### Task directions
Reproduce the following material exactly, including every line.

(Entries with figure data)
((

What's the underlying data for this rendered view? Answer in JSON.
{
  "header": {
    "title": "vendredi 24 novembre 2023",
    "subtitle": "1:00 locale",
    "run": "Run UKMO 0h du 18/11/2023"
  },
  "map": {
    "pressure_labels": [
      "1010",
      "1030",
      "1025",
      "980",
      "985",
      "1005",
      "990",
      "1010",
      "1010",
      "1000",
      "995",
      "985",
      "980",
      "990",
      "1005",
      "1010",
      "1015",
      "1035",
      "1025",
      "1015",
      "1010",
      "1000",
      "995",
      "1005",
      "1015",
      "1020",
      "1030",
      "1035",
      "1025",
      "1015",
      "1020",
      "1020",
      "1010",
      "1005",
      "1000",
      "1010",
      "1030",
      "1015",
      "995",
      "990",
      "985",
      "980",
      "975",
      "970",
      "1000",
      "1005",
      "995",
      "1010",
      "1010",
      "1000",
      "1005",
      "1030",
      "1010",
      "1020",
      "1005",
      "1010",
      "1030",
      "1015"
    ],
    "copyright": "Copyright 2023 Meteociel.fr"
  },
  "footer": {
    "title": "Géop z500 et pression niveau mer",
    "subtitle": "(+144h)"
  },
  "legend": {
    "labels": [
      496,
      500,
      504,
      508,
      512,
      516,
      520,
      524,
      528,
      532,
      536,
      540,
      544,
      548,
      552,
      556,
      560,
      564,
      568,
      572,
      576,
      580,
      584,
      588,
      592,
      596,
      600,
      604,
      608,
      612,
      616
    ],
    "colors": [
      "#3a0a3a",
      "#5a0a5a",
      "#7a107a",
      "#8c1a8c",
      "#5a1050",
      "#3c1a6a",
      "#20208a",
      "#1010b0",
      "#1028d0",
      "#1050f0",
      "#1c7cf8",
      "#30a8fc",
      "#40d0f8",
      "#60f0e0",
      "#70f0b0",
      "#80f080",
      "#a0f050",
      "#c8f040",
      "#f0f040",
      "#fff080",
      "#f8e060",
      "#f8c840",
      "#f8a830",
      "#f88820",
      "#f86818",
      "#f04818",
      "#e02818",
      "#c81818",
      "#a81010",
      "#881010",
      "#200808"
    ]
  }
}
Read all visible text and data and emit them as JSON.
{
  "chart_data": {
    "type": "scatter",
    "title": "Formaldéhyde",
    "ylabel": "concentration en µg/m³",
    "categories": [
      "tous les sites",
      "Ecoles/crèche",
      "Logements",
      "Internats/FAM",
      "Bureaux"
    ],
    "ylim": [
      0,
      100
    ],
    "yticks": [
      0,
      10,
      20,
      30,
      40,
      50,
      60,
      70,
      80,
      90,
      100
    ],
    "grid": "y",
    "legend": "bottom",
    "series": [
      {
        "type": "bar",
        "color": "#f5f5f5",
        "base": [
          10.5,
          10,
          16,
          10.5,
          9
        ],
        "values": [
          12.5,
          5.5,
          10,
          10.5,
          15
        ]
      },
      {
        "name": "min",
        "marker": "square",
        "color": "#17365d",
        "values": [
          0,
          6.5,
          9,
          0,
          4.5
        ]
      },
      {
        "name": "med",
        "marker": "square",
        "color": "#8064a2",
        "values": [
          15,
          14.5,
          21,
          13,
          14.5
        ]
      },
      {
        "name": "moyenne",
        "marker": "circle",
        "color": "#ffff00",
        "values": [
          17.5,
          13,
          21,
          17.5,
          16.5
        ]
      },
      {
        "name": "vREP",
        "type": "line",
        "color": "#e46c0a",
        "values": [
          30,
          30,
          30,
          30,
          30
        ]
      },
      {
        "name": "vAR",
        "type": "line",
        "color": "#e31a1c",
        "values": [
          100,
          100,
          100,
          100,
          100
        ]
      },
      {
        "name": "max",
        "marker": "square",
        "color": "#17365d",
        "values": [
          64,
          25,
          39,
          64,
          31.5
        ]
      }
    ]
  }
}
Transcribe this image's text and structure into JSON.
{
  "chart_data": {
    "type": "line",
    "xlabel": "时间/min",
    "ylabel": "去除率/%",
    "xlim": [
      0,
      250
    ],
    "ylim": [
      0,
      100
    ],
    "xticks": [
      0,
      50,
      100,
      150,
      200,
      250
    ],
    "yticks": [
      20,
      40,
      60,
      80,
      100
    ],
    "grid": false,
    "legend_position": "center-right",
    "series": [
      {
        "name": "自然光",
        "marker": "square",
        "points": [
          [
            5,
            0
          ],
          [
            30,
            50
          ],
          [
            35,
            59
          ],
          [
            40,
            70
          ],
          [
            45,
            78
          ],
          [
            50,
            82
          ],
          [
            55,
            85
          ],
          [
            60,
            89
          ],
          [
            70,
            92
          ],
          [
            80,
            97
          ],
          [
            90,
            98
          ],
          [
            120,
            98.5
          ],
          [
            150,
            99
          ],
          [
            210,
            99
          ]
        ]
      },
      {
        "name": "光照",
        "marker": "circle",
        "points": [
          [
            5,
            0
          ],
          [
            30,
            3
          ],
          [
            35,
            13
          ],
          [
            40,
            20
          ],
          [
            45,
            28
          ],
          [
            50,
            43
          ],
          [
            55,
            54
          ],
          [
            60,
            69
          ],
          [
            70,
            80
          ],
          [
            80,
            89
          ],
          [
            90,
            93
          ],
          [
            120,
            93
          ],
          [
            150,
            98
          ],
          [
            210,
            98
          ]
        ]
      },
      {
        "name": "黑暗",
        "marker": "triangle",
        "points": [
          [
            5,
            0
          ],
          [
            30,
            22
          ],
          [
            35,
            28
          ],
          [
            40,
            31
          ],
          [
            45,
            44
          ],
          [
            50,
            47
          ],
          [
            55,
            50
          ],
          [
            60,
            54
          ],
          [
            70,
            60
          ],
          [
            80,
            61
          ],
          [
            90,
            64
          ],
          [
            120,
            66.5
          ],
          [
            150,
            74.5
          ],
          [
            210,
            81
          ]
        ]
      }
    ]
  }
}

))

### Solution to the problem
What's the underlying data for this rendered view? Answer in JSON.
{
  "header": {
    "title": "vendredi 24 novembre 2023",
    "subtitle": "1:00 locale",
    "run": "Run UKMO 0h du 18/11/2023"
  },
  "map": {
    "pressure_labels": [
      "1010",
      "1030",
      "1025",
      "980",
      "985",
      "1005",
      "990",
      "1010",
      "1010",
      "1000",
      "995",
      "985",
      "980",
      "990",
      "1005",
      "1010",
      "1015",
      "1035",
      "1025",
      "1015",
      "1010",
      "1000",
      "995",
      "1005",
      "1015",
      "1020",
      "1030",
      "1035",
      "1025",
      "1015",
      "1020",
      "1020",
      "1010",
      "1005",
      "1000",
      "1010",
      "1030",
      "1015",
      "995",
      "990",
      "985",
      "980",
      "975",
      "970",
      "1000",
      "1005",
      "995",
      "1010",
      "1010",
      "1000",
      "1005",
      "1030",
      "1010",
      "1020",
      "1005",
      "1010",
      "1030",
      "1015"
    ],
    "copyright": "Copyright 2023 Meteociel.fr"
  },
  "footer": {
    "title": "Géop z500 et pression niveau mer",
    "subtitle": "(+144h)"
  },
  "legend": {
    "labels": [
      496,
      500,
      504,
      508,
      512,
      516,
      520,
      524,
      528,
      532,
      536,
      540,
      544,
      548,
      552,
      556,
      560,
      564,
      568,
      572,
      576,
      580,
      584,
      588,
      592,
      596,
      600,
      604,
      608,
      612,
      616
    ],
    "colors": [
      "#3a0a3a",
      "#5a0a5a",
      "#7a107a",
      "#8c1a8c",
      "#5a1050",
      "#3c1a6a",
      "#20208a",
      "#1010b0",
      "#1028d0",
      "#1050f0",
      "#1c7cf8",
      "#30a8fc",
      "#40d0f8",
      "#60f0e0",
      "#70f0b0",
      "#80f080",
      "#a0f050",
      "#c8f040",
      "#f0f040",
      "#fff080",
      "#f8e060",
      "#f8c840",
      "#f8a830",
      "#f88820",
      "#f86818",
      "#f04818",
      "#e02818",
      "#c81818",
      "#a81010",
      "#881010",
      "#200808"
    ]
  }
}
Read all visible text and data and emit them as JSON.
{
  "chart_data": {
    "type": "scatter",
    "title": "Formaldéhyde",
    "ylabel": "concentration en µg/m³",
    "categories": [
      "tous les sites",
      "Ecoles/crèche",
      "Logements",
      "Internats/FAM",
      "Bureaux"
    ],
    "ylim": [
      0,
      100
    ],
    "yticks": [
      0,
      10,
      20,
      30,
      40,
      50,
      60,
      70,
      80,
      90,
      100
    ],
    "grid": "y",
    "legend": "bottom",
    "series": [
      {
        "type": "bar",
        "color": "#f5f5f5",
        "base": [
          10.5,
          10,
          16,
          10.5,
          9
        ],
        "values": [
          12.5,
          5.5,
          10,
          10.5,
          15
        ]
      },
      {
        "name": "min",
        "marker": "square",
        "color": "#17365d",
        "values": [
          0,
          6.5,
          9,
          0,
          4.5
        ]
      },
      {
        "name": "med",
        "marker": "square",
        "color": "#8064a2",
        "values": [
          15,
          14.5,
          21,
          13,
          14.5
        ]
      },
      {
        "name": "moyenne",
        "marker": "circle",
        "color": "#ffff00",
        "values": [
          17.5,
          13,
          21,
          17.5,
          16.5
        ]
      },
      {
        "name": "vREP",
        "type": "line",
        "color": "#e46c0a",
        "values": [
          30,
          30,
          30,
          30,
          30
        ]
      },
      {
        "name": "vAR",
        "type": "line",
        "color": "#e31a1c",
        "values": [
          100,
          100,
          100,
          100,
          100
        ]
      },
      {
        "name": "max",
        "marker": "square",
        "color": "#17365d",
        "values": [
          64,
          25,
          39,
          64,
          31.5
        ]
      }
    ]
  }
}
Transcribe this image's text and structure into JSON.
{
  "chart_data": {
    "type": "line",
    "xlabel": "时间/min",
    "ylabel": "去除率/%",
    "xlim": [
      0,
      250
    ],
    "ylim": [
      0,
      100
    ],
    "xticks": [
      0,
      50,
      100,
      150,
      200,
      250
    ],
    "yticks": [
      20,
      40,
      60,
      80,
      100
    ],
    "grid": false,
    "legend_position": "center-right",
    "series": [
      {
        "name": "自然光",
        "marker": "square",
        "points": [
          [
            5,
            0
          ],
          [
            30,
            50
          ],
          [
            35,
            59
          ],
          [
            40,
            70
          ],
          [
            45,
            78
          ],
          [
            50,
            82
          ],
          [
            55,
            85
          ],
          [
            60,
            89
          ],
          [
            70,
            92
          ],
          [
            80,
            97
          ],
          [
            90,
            98
          ],
          [
            120,
            98.5
          ],
          [
            150,
            99
          ],
          [
            210,
            99
          ]
        ]
      },
      {
        "name": "光照",
        "marker": "circle",
        "points": [
          [
            5,
            0
          ],
          [
            30,
            3
          ],
          [
            35,
            13
          ],
          [
            40,
            20
          ],
          [
            45,
            28
          ],
          [
            50,
            43
          ],
          [
            55,
            54
          ],
          [
            60,
            69
          ],
          [
            70,
            80
          ],
          [
            80,
            89
          ],
          [
            90,
            93
          ],
          [
            120,
            93
          ],
          [
            150,
            98
          ],
          [
            210,
            98
          ]
        ]
      },
      {
        "name": "黑暗",
        "marker": "triangle",
        "points": [
          [
            5,
            0
          ],
          [
            30,
            22
          ],
          [
            35,
            28
          ],
          [
            40,
            31
          ],
          [
            45,
            44
          ],
          [
            50,
            47
          ],
          [
            55,
            50
          ],
          [
            60,
            54
          ],
          [
            70,
            60
          ],
          [
            80,
            61
          ],
          [
            90,
            64
          ],
          [
            120,
            66.5
          ],
          [
            150,
            74.5
          ],
          [
            210,
            81
          ]
        ]
      }
    ]
  }
}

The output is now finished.